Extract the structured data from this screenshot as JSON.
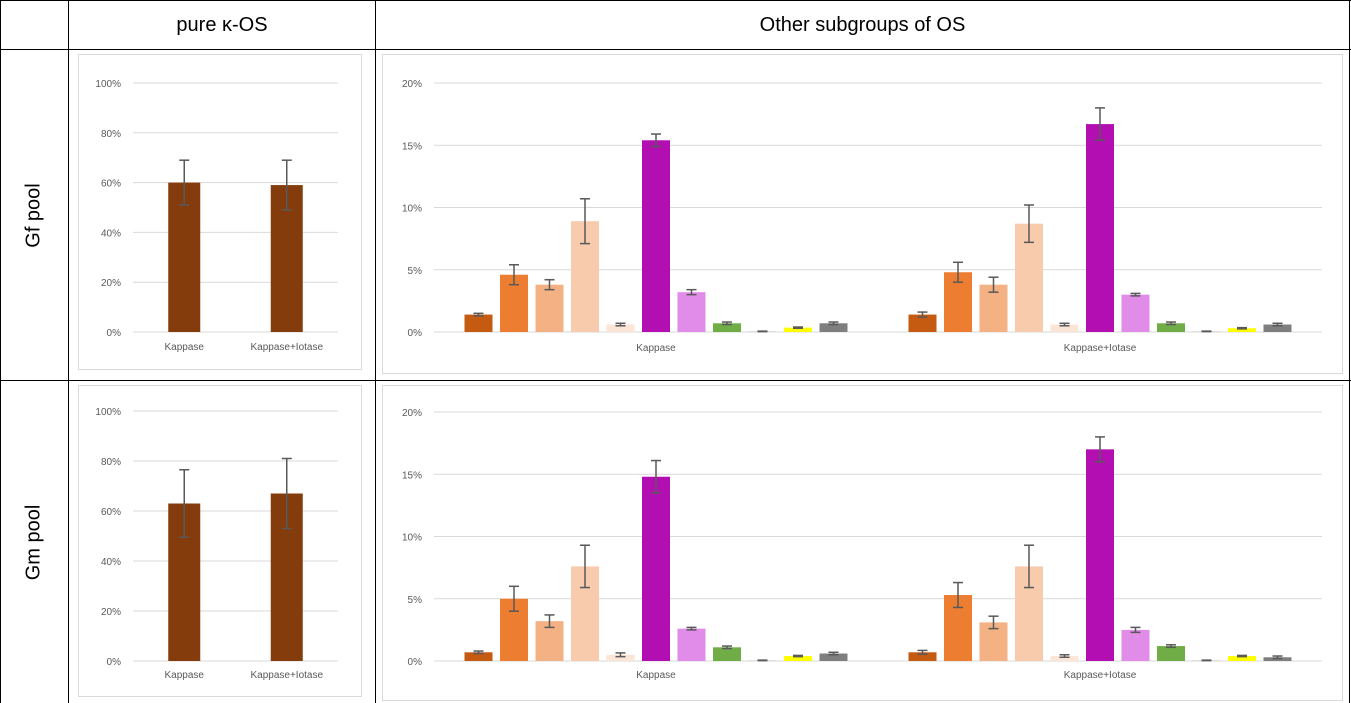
{
  "table": {
    "col_headers": [
      "pure κ-OS",
      "Other subgroups of OS"
    ],
    "row_headers": [
      "Gf pool",
      "Gm pool"
    ]
  },
  "colors": {
    "pure": "#843c0c",
    "subgroups": [
      "#c55a11",
      "#ed7d31",
      "#f4b183",
      "#f8cbad",
      "#fbe5d6",
      "#b30eb1",
      "#e28ce9",
      "#70ad47",
      "#c9c9c9",
      "#ffff00",
      "#7f7f7f"
    ],
    "error_bar": "#595959",
    "grid": "#d9d9d9",
    "tick_text": "#595959"
  },
  "chart_data": [
    {
      "id": "gf-pure",
      "type": "bar",
      "categories": [
        "Kappase",
        "Kappase+Iotase"
      ],
      "series": [
        {
          "values": [
            60,
            59
          ],
          "errors": [
            9,
            10
          ]
        }
      ],
      "ylim": [
        0,
        100
      ],
      "yticks": [
        "0%",
        "20%",
        "40%",
        "60%",
        "80%",
        "100%"
      ],
      "grid": true
    },
    {
      "id": "gf-other",
      "type": "bar",
      "categories": [
        "Kappase",
        "Kappase+Iotase"
      ],
      "series": [
        {
          "values": [
            1.4,
            1.4
          ],
          "errors": [
            0.1,
            0.2
          ]
        },
        {
          "values": [
            4.6,
            4.8
          ],
          "errors": [
            0.8,
            0.8
          ]
        },
        {
          "values": [
            3.8,
            3.8
          ],
          "errors": [
            0.4,
            0.6
          ]
        },
        {
          "values": [
            8.9,
            8.7
          ],
          "errors": [
            1.8,
            1.5
          ]
        },
        {
          "values": [
            0.6,
            0.6
          ],
          "errors": [
            0.1,
            0.1
          ]
        },
        {
          "values": [
            15.4,
            16.7
          ],
          "errors": [
            0.5,
            1.3
          ]
        },
        {
          "values": [
            3.2,
            3.0
          ],
          "errors": [
            0.2,
            0.1
          ]
        },
        {
          "values": [
            0.7,
            0.7
          ],
          "errors": [
            0.1,
            0.1
          ]
        },
        {
          "values": [
            0.05,
            0.05
          ],
          "errors": [
            0.02,
            0.02
          ]
        },
        {
          "values": [
            0.35,
            0.3
          ],
          "errors": [
            0.05,
            0.05
          ]
        },
        {
          "values": [
            0.7,
            0.6
          ],
          "errors": [
            0.1,
            0.1
          ]
        }
      ],
      "ylim": [
        0,
        20
      ],
      "yticks": [
        "0%",
        "5%",
        "10%",
        "15%",
        "20%"
      ],
      "grid": true
    },
    {
      "id": "gm-pure",
      "type": "bar",
      "categories": [
        "Kappase",
        "Kappase+Iotase"
      ],
      "series": [
        {
          "values": [
            63,
            67
          ],
          "errors": [
            13.5,
            14
          ]
        }
      ],
      "ylim": [
        0,
        100
      ],
      "yticks": [
        "0%",
        "20%",
        "40%",
        "60%",
        "80%",
        "100%"
      ],
      "grid": true
    },
    {
      "id": "gm-other",
      "type": "bar",
      "categories": [
        "Kappase",
        "Kappase+Iotase"
      ],
      "series": [
        {
          "values": [
            0.7,
            0.7
          ],
          "errors": [
            0.1,
            0.15
          ]
        },
        {
          "values": [
            5.0,
            5.3
          ],
          "errors": [
            1.0,
            1.0
          ]
        },
        {
          "values": [
            3.2,
            3.1
          ],
          "errors": [
            0.5,
            0.5
          ]
        },
        {
          "values": [
            7.6,
            7.6
          ],
          "errors": [
            1.7,
            1.7
          ]
        },
        {
          "values": [
            0.5,
            0.4
          ],
          "errors": [
            0.15,
            0.1
          ]
        },
        {
          "values": [
            14.8,
            17.0
          ],
          "errors": [
            1.3,
            1.0
          ]
        },
        {
          "values": [
            2.6,
            2.5
          ],
          "errors": [
            0.1,
            0.2
          ]
        },
        {
          "values": [
            1.1,
            1.2
          ],
          "errors": [
            0.1,
            0.1
          ]
        },
        {
          "values": [
            0.05,
            0.05
          ],
          "errors": [
            0.02,
            0.02
          ]
        },
        {
          "values": [
            0.4,
            0.4
          ],
          "errors": [
            0.05,
            0.05
          ]
        },
        {
          "values": [
            0.6,
            0.3
          ],
          "errors": [
            0.1,
            0.1
          ]
        }
      ],
      "ylim": [
        0,
        20
      ],
      "yticks": [
        "0%",
        "5%",
        "10%",
        "15%",
        "20%"
      ],
      "grid": true
    }
  ]
}
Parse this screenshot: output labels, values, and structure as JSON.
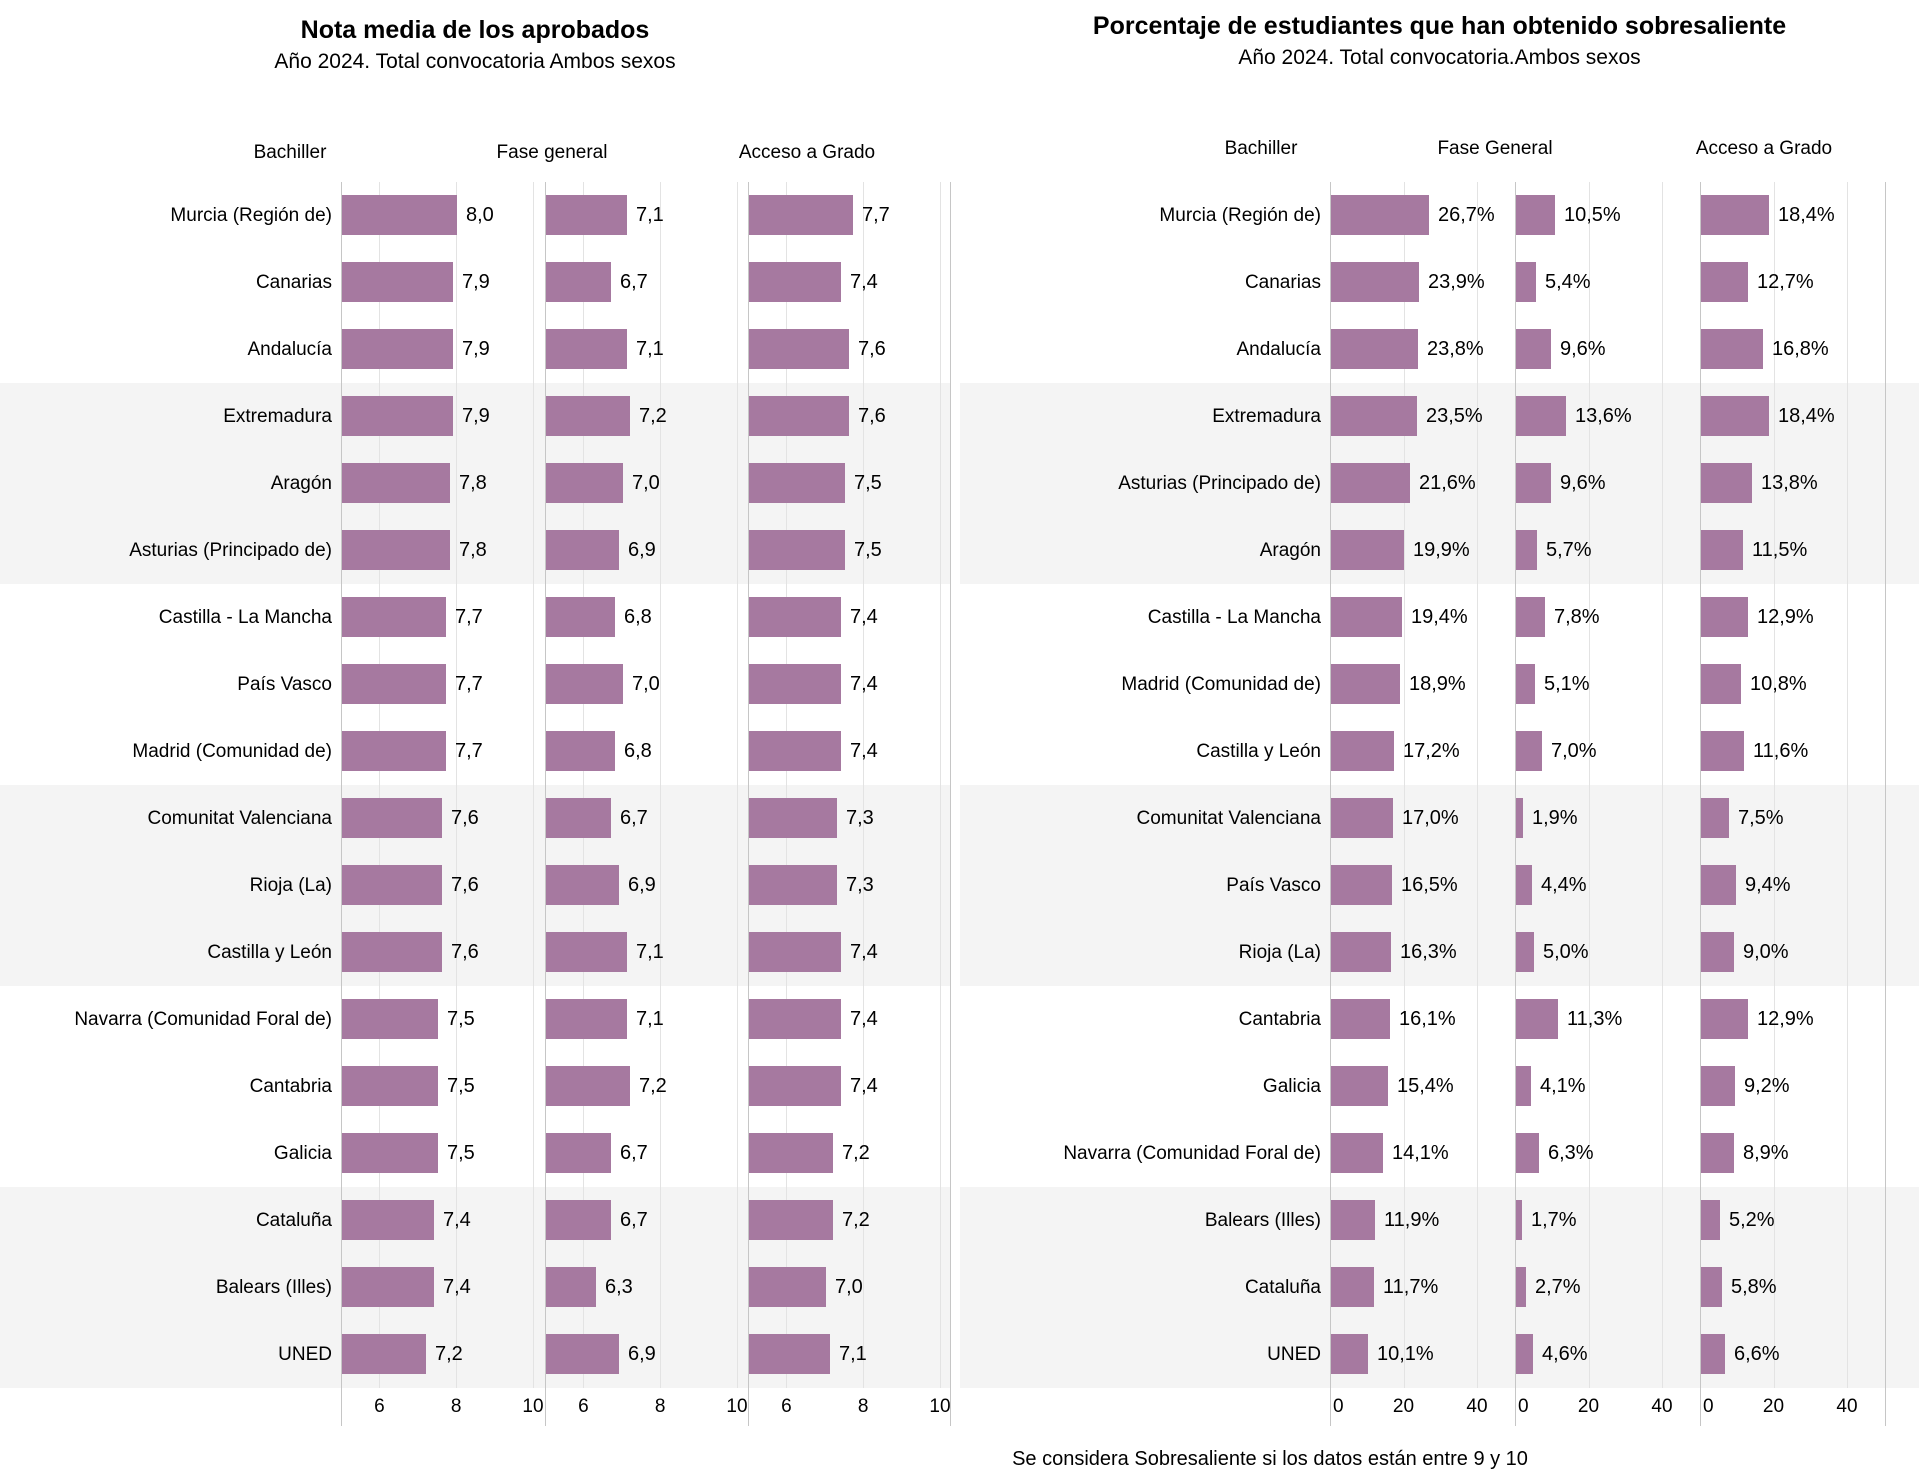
^^^^^^^^^^^^^^^^
Transcribe the whole listing, character for character, but not its images.

Extract the structured data from this screenshot as JSON.
{
  "table": {
    "col_headers": [
      "pure κ-OS",
      "Other subgroups of OS"
    ],
    "row_headers": [
      "Gf pool",
      "Gm pool"
    ]
  },
  "colors": {
    "pure": "#843c0c",
    "subgroups": [
      "#c55a11",
      "#ed7d31",
      "#f4b183",
      "#f8cbad",
      "#fbe5d6",
      "#b30eb1",
      "#e28ce9",
      "#70ad47",
      "#c9c9c9",
      "#ffff00",
      "#7f7f7f"
    ],
    "error_bar": "#595959",
    "grid": "#d9d9d9",
    "tick_text": "#595959"
  },
  "chart_data": [
    {
      "id": "gf-pure",
      "type": "bar",
      "categories": [
        "Kappase",
        "Kappase+Iotase"
      ],
      "series": [
        {
          "values": [
            60,
            59
          ],
          "errors": [
            9,
            10
          ]
        }
      ],
      "ylim": [
        0,
        100
      ],
      "yticks": [
        "0%",
        "20%",
        "40%",
        "60%",
        "80%",
        "100%"
      ],
      "grid": true
    },
    {
      "id": "gf-other",
      "type": "bar",
      "categories": [
        "Kappase",
        "Kappase+Iotase"
      ],
      "series": [
        {
          "values": [
            1.4,
            1.4
          ],
          "errors": [
            0.1,
            0.2
          ]
        },
        {
          "values": [
            4.6,
            4.8
          ],
          "errors": [
            0.8,
            0.8
          ]
        },
        {
          "values": [
            3.8,
            3.8
          ],
          "errors": [
            0.4,
            0.6
          ]
        },
        {
          "values": [
            8.9,
            8.7
          ],
          "errors": [
            1.8,
            1.5
          ]
        },
        {
          "values": [
            0.6,
            0.6
          ],
          "errors": [
            0.1,
            0.1
          ]
        },
        {
          "values": [
            15.4,
            16.7
          ],
          "errors": [
            0.5,
            1.3
          ]
        },
        {
          "values": [
            3.2,
            3.0
          ],
          "errors": [
            0.2,
            0.1
          ]
        },
        {
          "values": [
            0.7,
            0.7
          ],
          "errors": [
            0.1,
            0.1
          ]
        },
        {
          "values": [
            0.05,
            0.05
          ],
          "errors": [
            0.02,
            0.02
          ]
        },
        {
          "values": [
            0.35,
            0.3
          ],
          "errors": [
            0.05,
            0.05
          ]
        },
        {
          "values": [
            0.7,
            0.6
          ],
          "errors": [
            0.1,
            0.1
          ]
        }
      ],
      "ylim": [
        0,
        20
      ],
      "yticks": [
        "0%",
        "5%",
        "10%",
        "15%",
        "20%"
      ],
      "grid": true
    },
    {
      "id": "gm-pure",
      "type": "bar",
      "categories": [
        "Kappase",
        "Kappase+Iotase"
      ],
      "series": [
        {
          "values": [
            63,
            67
          ],
          "errors": [
            13.5,
            14
          ]
        }
      ],
      "ylim": [
        0,
        100
      ],
      "yticks": [
        "0%",
        "20%",
        "40%",
        "60%",
        "80%",
        "100%"
      ],
      "grid": true
    },
    {
      "id": "gm-other",
      "type": "bar",
      "categories": [
        "Kappase",
        "Kappase+Iotase"
      ],
      "series": [
        {
          "values": [
            0.7,
            0.7
          ],
          "errors": [
            0.1,
            0.15
          ]
        },
        {
          "values": [
            5.0,
            5.3
          ],
          "errors": [
            1.0,
            1.0
          ]
        },
        {
          "values": [
            3.2,
            3.1
          ],
          "errors": [
            0.5,
            0.5
          ]
        },
        {
          "values": [
            7.6,
            7.6
          ],
          "errors": [
            1.7,
            1.7
          ]
        },
        {
          "values": [
            0.5,
            0.4
          ],
          "errors": [
            0.15,
            0.1
          ]
        },
        {
          "values": [
            14.8,
            17.0
          ],
          "errors": [
            1.3,
            1.0
          ]
        },
        {
          "values": [
            2.6,
            2.5
          ],
          "errors": [
            0.1,
            0.2
          ]
        },
        {
          "values": [
            1.1,
            1.2
          ],
          "errors": [
            0.1,
            0.1
          ]
        },
        {
          "values": [
            0.05,
            0.05
          ],
          "errors": [
            0.02,
            0.02
          ]
        },
        {
          "values": [
            0.4,
            0.4
          ],
          "errors": [
            0.05,
            0.05
          ]
        },
        {
          "values": [
            0.6,
            0.3
          ],
          "errors": [
            0.1,
            0.1
          ]
        }
      ],
      "ylim": [
        0,
        20
      ],
      "yticks": [
        "0%",
        "5%",
        "10%",
        "15%",
        "20%"
      ],
      "grid": true
    }
  ]
}
Parse this screenshot: output labels, values, and structure as JSON.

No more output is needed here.